:: EXERCISE PROMPT ::
Pictures do not belong in your copy. Repeat all the other data exactly.

(Items listed in a dataset)

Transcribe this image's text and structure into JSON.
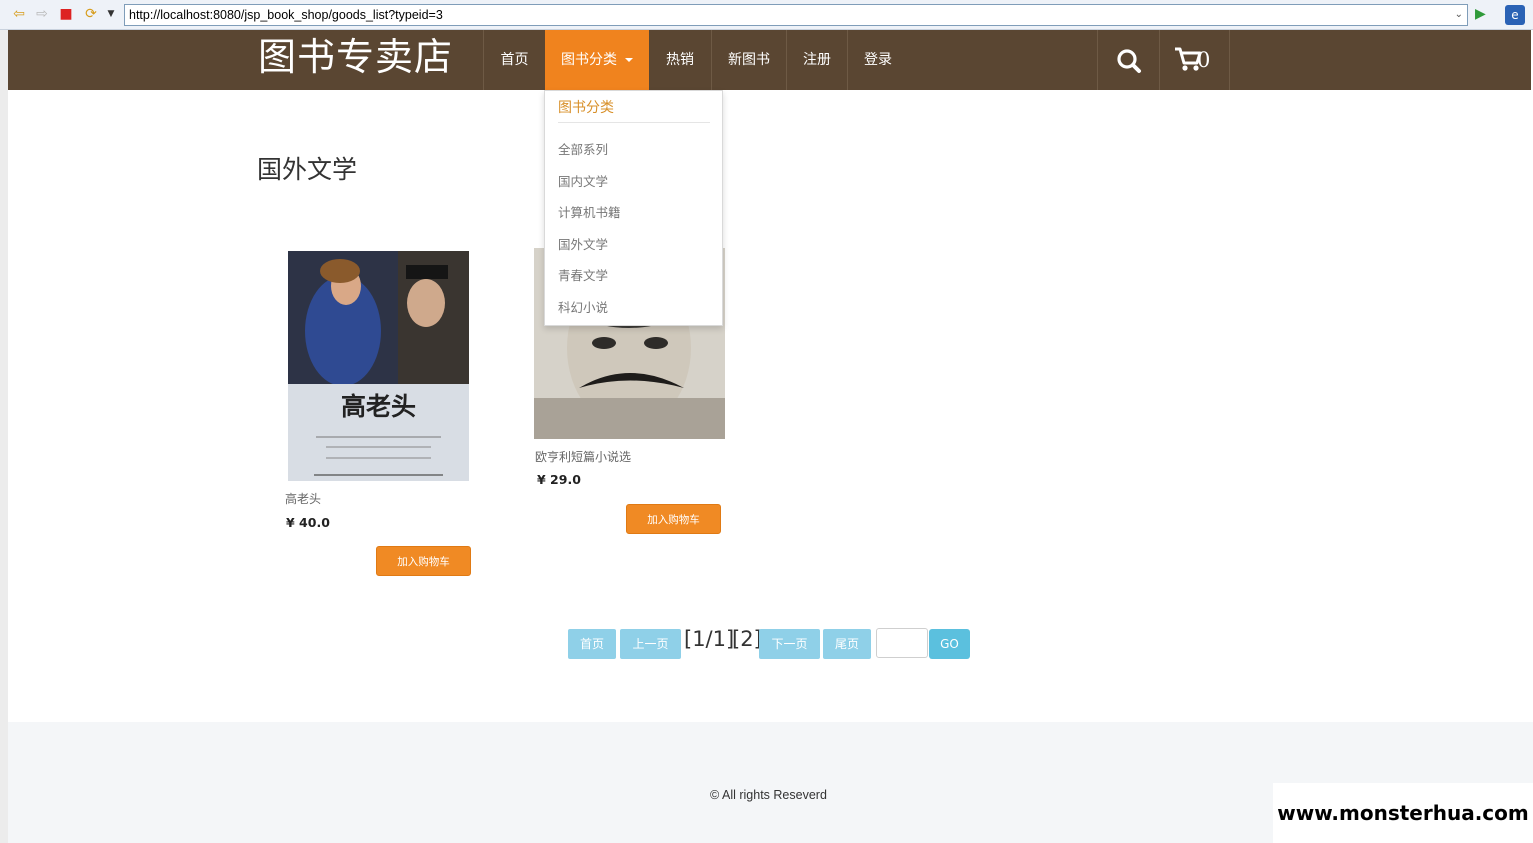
{
  "browser": {
    "url": "http://localhost:8080/jsp_book_shop/goods_list?typeid=3"
  },
  "navbar": {
    "brand": "图书专卖店",
    "items": [
      {
        "label": "首页"
      },
      {
        "label": "图书分类"
      },
      {
        "label": "热销"
      },
      {
        "label": "新图书"
      },
      {
        "label": "注册"
      },
      {
        "label": "登录"
      }
    ],
    "cart_count": "0"
  },
  "dropdown": {
    "title": "图书分类",
    "items": [
      "全部系列",
      "国内文学",
      "计算机书籍",
      "国外文学",
      "青春文学",
      "科幻小说"
    ]
  },
  "page": {
    "title": "国外文学"
  },
  "books": [
    {
      "name": "高老头",
      "price": "¥ 40.0",
      "button": "加入购物车",
      "cover_title": "高老头"
    },
    {
      "name": "欧亨利短篇小说选",
      "price": "¥ 29.0",
      "button": "加入购物车"
    }
  ],
  "pagination": {
    "first": "首页",
    "prev": "上一页",
    "page_info": "[1/1]",
    "page_link": "[2]",
    "next": "下一页",
    "last": "尾页",
    "go": "GO"
  },
  "footer": {
    "copyright": "© All rights Reseverd"
  },
  "watermark": "www.monsterhua.com",
  "colors": {
    "navbar_bg": "#5a4632",
    "accent": "#f0831e",
    "pagination": "#8fd0e8",
    "go_button": "#5bc0de"
  }
}
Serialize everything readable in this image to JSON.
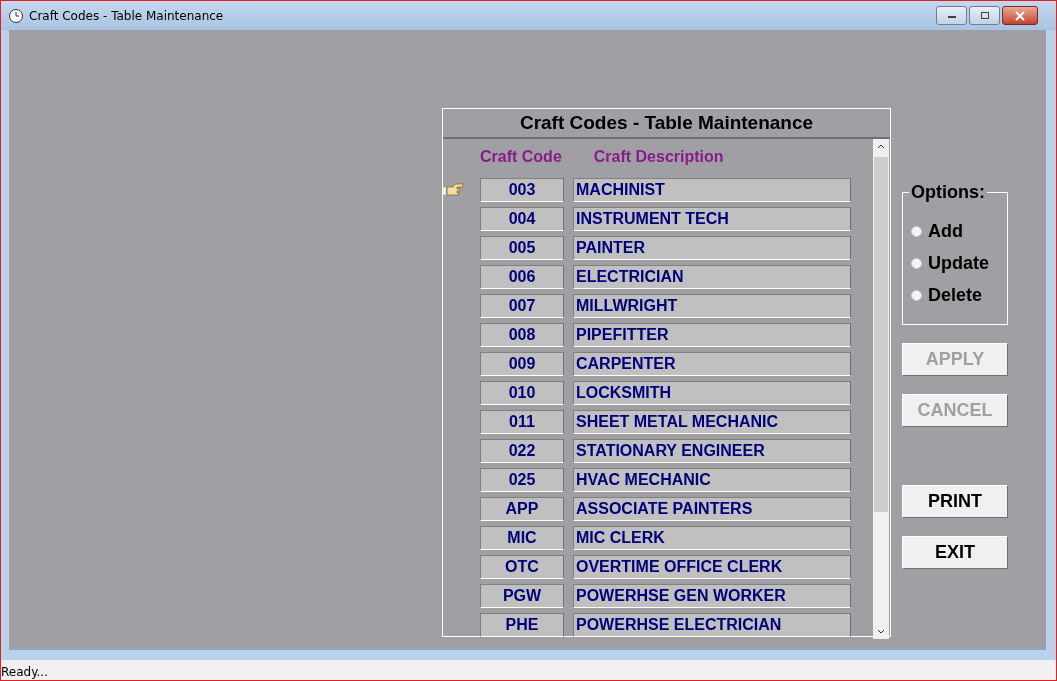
{
  "window": {
    "title": "Craft Codes - Table Maintenance"
  },
  "panel": {
    "title": "Craft Codes - Table Maintenance",
    "columns": [
      "Craft Code",
      "Craft Description"
    ],
    "rows": [
      {
        "code": "003",
        "description": "MACHINIST",
        "current": true
      },
      {
        "code": "004",
        "description": "INSTRUMENT TECH",
        "current": false
      },
      {
        "code": "005",
        "description": "PAINTER",
        "current": false
      },
      {
        "code": "006",
        "description": "ELECTRICIAN",
        "current": false
      },
      {
        "code": "007",
        "description": "MILLWRIGHT",
        "current": false
      },
      {
        "code": "008",
        "description": "PIPEFITTER",
        "current": false
      },
      {
        "code": "009",
        "description": "CARPENTER",
        "current": false
      },
      {
        "code": "010",
        "description": "LOCKSMITH",
        "current": false
      },
      {
        "code": "011",
        "description": "SHEET METAL MECHANIC",
        "current": false
      },
      {
        "code": "022",
        "description": "STATIONARY ENGINEER",
        "current": false
      },
      {
        "code": "025",
        "description": "HVAC MECHANIC",
        "current": false
      },
      {
        "code": "APP",
        "description": "ASSOCIATE PAINTERS",
        "current": false
      },
      {
        "code": "MIC",
        "description": "MIC CLERK",
        "current": false
      },
      {
        "code": "OTC",
        "description": "OVERTIME OFFICE CLERK",
        "current": false
      },
      {
        "code": "PGW",
        "description": "POWERHSE GEN WORKER",
        "current": false
      },
      {
        "code": "PHE",
        "description": "POWERHSE ELECTRICIAN",
        "current": false
      }
    ]
  },
  "options": {
    "label": "Options:",
    "items": [
      {
        "label": "Add",
        "selected": false
      },
      {
        "label": "Update",
        "selected": false
      },
      {
        "label": "Delete",
        "selected": false
      }
    ]
  },
  "buttons": [
    {
      "label": "APPLY",
      "disabled": true
    },
    {
      "label": "CANCEL",
      "disabled": true
    },
    {
      "label": "PRINT",
      "disabled": false
    },
    {
      "label": "EXIT",
      "disabled": false
    }
  ],
  "status_bar": "Ready..."
}
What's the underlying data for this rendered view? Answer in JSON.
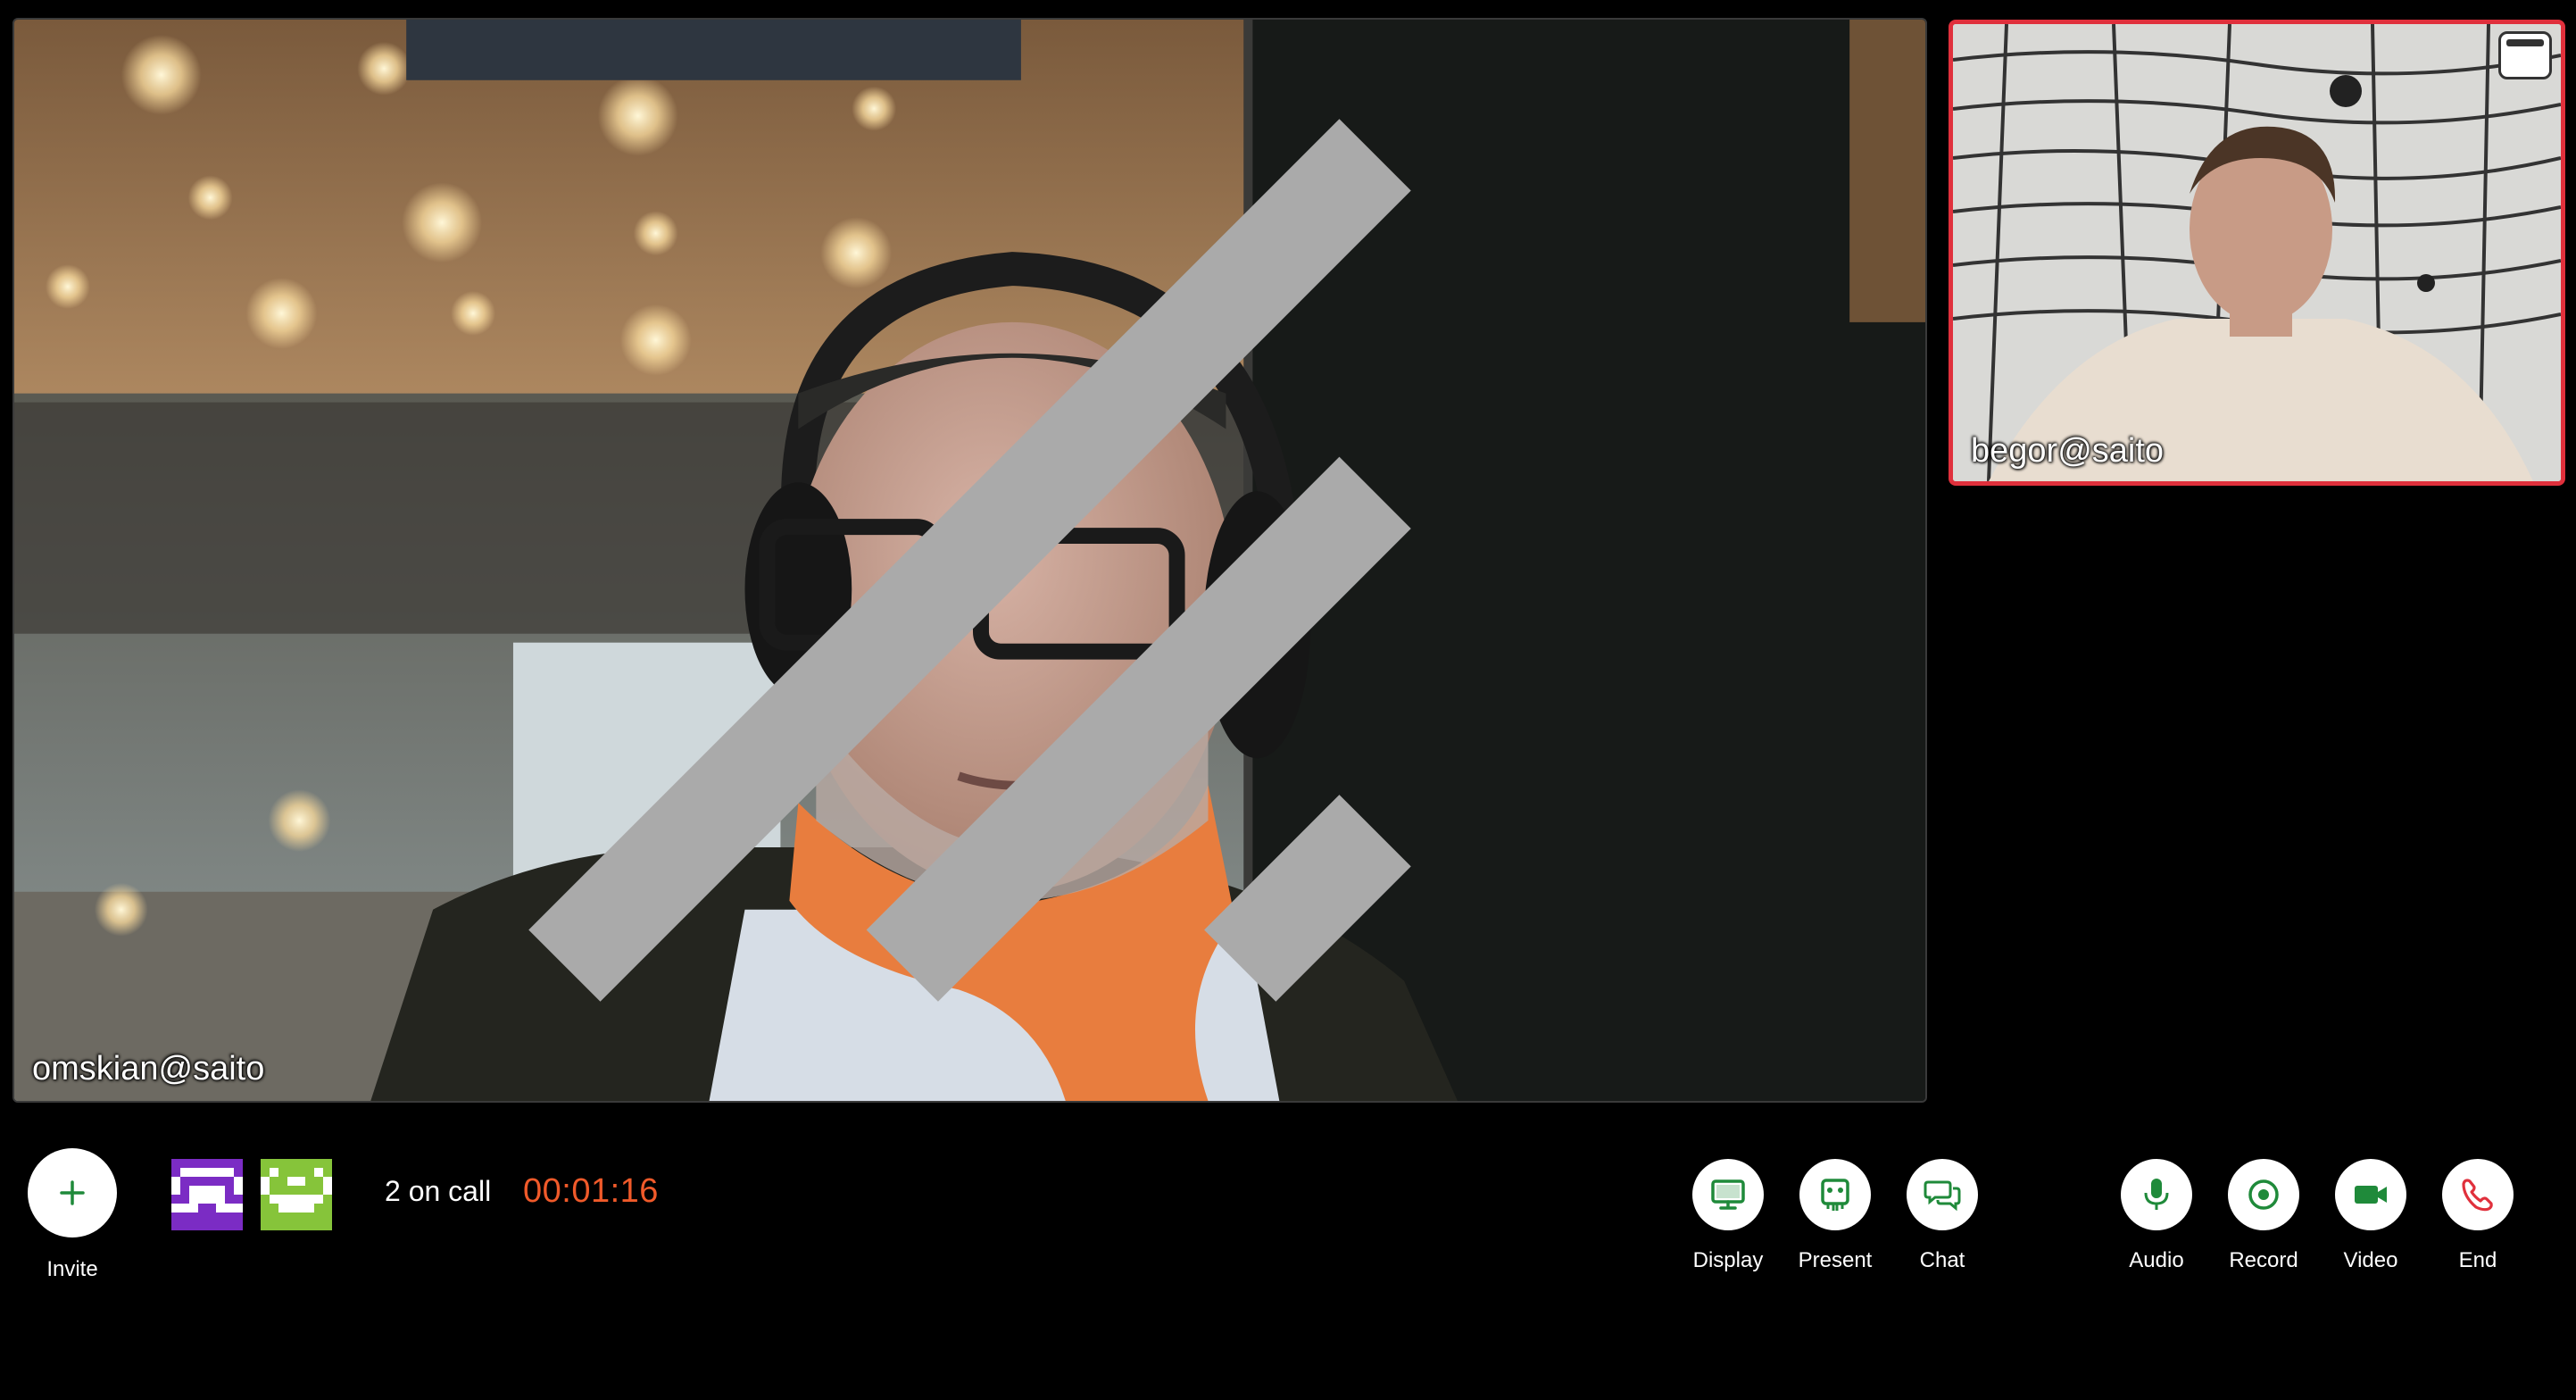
{
  "main_tile": {
    "participant": "omskian@saito"
  },
  "side_tile": {
    "participant": "begor@saito"
  },
  "invite": {
    "label": "Invite"
  },
  "avatars": [
    {
      "name": "purple-pixel-avatar",
      "color": "#7b2cc4"
    },
    {
      "name": "green-pixel-avatar",
      "color": "#86c43a"
    }
  ],
  "call_status": {
    "count_text": "2 on call",
    "elapsed": "00:01:16"
  },
  "controls": {
    "display": {
      "label": "Display",
      "icon": "monitor-icon"
    },
    "present": {
      "label": "Present",
      "icon": "present-icon"
    },
    "chat": {
      "label": "Chat",
      "icon": "chat-icon"
    },
    "audio": {
      "label": "Audio",
      "icon": "microphone-icon"
    },
    "record": {
      "label": "Record",
      "icon": "record-icon"
    },
    "video": {
      "label": "Video",
      "icon": "video-camera-icon"
    },
    "end": {
      "label": "End",
      "icon": "phone-hangup-icon"
    }
  },
  "colors": {
    "accent": "#1f8a3a",
    "end": "#e0303c",
    "timer": "#f05a2a",
    "active_border": "#e0303c"
  }
}
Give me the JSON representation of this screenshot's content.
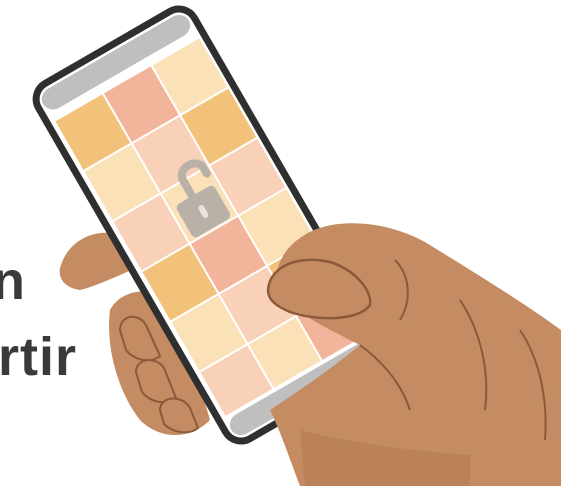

:: COMPLETE ANSWER ::
Transcribe this image's text and structure into JSON.
{
  "browser": {
    "url": "http://localhost:8080/jsp_book_shop/goods_list?typeid=3"
  },
  "navbar": {
    "brand": "图书专卖店",
    "items": [
      {
        "label": "首页"
      },
      {
        "label": "图书分类"
      },
      {
        "label": "热销"
      },
      {
        "label": "新图书"
      },
      {
        "label": "注册"
      },
      {
        "label": "登录"
      }
    ],
    "cart_count": "0"
  },
  "dropdown": {
    "title": "图书分类",
    "items": [
      "全部系列",
      "国内文学",
      "计算机书籍",
      "国外文学",
      "青春文学",
      "科幻小说"
    ]
  },
  "page": {
    "title": "国外文学"
  },
  "books": [
    {
      "name": "高老头",
      "price": "¥ 40.0",
      "button": "加入购物车",
      "cover_title": "高老头"
    },
    {
      "name": "欧亨利短篇小说选",
      "price": "¥ 29.0",
      "button": "加入购物车"
    }
  ],
  "pagination": {
    "first": "首页",
    "prev": "上一页",
    "page_info": "[1/1]",
    "page_link": "[2]",
    "next": "下一页",
    "last": "尾页",
    "go": "GO"
  },
  "footer": {
    "copyright": "© All rights Reseverd"
  },
  "watermark": "www.monsterhua.com",
  "colors": {
    "navbar_bg": "#5a4632",
    "accent": "#f0831e",
    "pagination": "#8fd0e8",
    "go_button": "#5bc0de"
  }
}
Serialize everything readable in this image to JSON.
{
  "window": {
    "title": "Craft Codes - Table Maintenance"
  },
  "panel": {
    "title": "Craft Codes - Table Maintenance",
    "columns": [
      "Craft Code",
      "Craft Description"
    ],
    "rows": [
      {
        "code": "003",
        "description": "MACHINIST",
        "current": true
      },
      {
        "code": "004",
        "description": "INSTRUMENT TECH",
        "current": false
      },
      {
        "code": "005",
        "description": "PAINTER",
        "current": false
      },
      {
        "code": "006",
        "description": "ELECTRICIAN",
        "current": false
      },
      {
        "code": "007",
        "description": "MILLWRIGHT",
        "current": false
      },
      {
        "code": "008",
        "description": "PIPEFITTER",
        "current": false
      },
      {
        "code": "009",
        "description": "CARPENTER",
        "current": false
      },
      {
        "code": "010",
        "description": "LOCKSMITH",
        "current": false
      },
      {
        "code": "011",
        "description": "SHEET METAL MECHANIC",
        "current": false
      },
      {
        "code": "022",
        "description": "STATIONARY ENGINEER",
        "current": false
      },
      {
        "code": "025",
        "description": "HVAC MECHANIC",
        "current": false
      },
      {
        "code": "APP",
        "description": "ASSOCIATE PAINTERS",
        "current": false
      },
      {
        "code": "MIC",
        "description": "MIC CLERK",
        "current": false
      },
      {
        "code": "OTC",
        "description": "OVERTIME OFFICE CLERK",
        "current": false
      },
      {
        "code": "PGW",
        "description": "POWERHSE GEN WORKER",
        "current": false
      },
      {
        "code": "PHE",
        "description": "POWERHSE ELECTRICIAN",
        "current": false
      }
    ]
  },
  "options": {
    "label": "Options:",
    "items": [
      {
        "label": "Add",
        "selected": false
      },
      {
        "label": "Update",
        "selected": false
      },
      {
        "label": "Delete",
        "selected": false
      }
    ]
  },
  "buttons": [
    {
      "label": "APPLY",
      "disabled": true
    },
    {
      "label": "CANCEL",
      "disabled": true
    },
    {
      "label": "PRINT",
      "disabled": false
    },
    {
      "label": "EXIT",
      "disabled": false
    }
  ],
  "status_bar": "Ready..."
}
What's the underlying data for this rendered view? Answer in JSON.
{
  "main_tile": {
    "participant": "omskian@saito"
  },
  "side_tile": {
    "participant": "begor@saito"
  },
  "invite": {
    "label": "Invite"
  },
  "avatars": [
    {
      "name": "purple-pixel-avatar",
      "color": "#7b2cc4"
    },
    {
      "name": "green-pixel-avatar",
      "color": "#86c43a"
    }
  ],
  "call_status": {
    "count_text": "2 on call",
    "elapsed": "00:01:16"
  },
  "controls": {
    "display": {
      "label": "Display",
      "icon": "monitor-icon"
    },
    "present": {
      "label": "Present",
      "icon": "present-icon"
    },
    "chat": {
      "label": "Chat",
      "icon": "chat-icon"
    },
    "audio": {
      "label": "Audio",
      "icon": "microphone-icon"
    },
    "record": {
      "label": "Record",
      "icon": "record-icon"
    },
    "video": {
      "label": "Video",
      "icon": "video-camera-icon"
    },
    "end": {
      "label": "End",
      "icon": "phone-hangup-icon"
    }
  },
  "colors": {
    "accent": "#1f8a3a",
    "end": "#e0303c",
    "timer": "#f05a2a",
    "active_border": "#e0303c"
  }
}
Give me the JSON representation of this screenshot's content.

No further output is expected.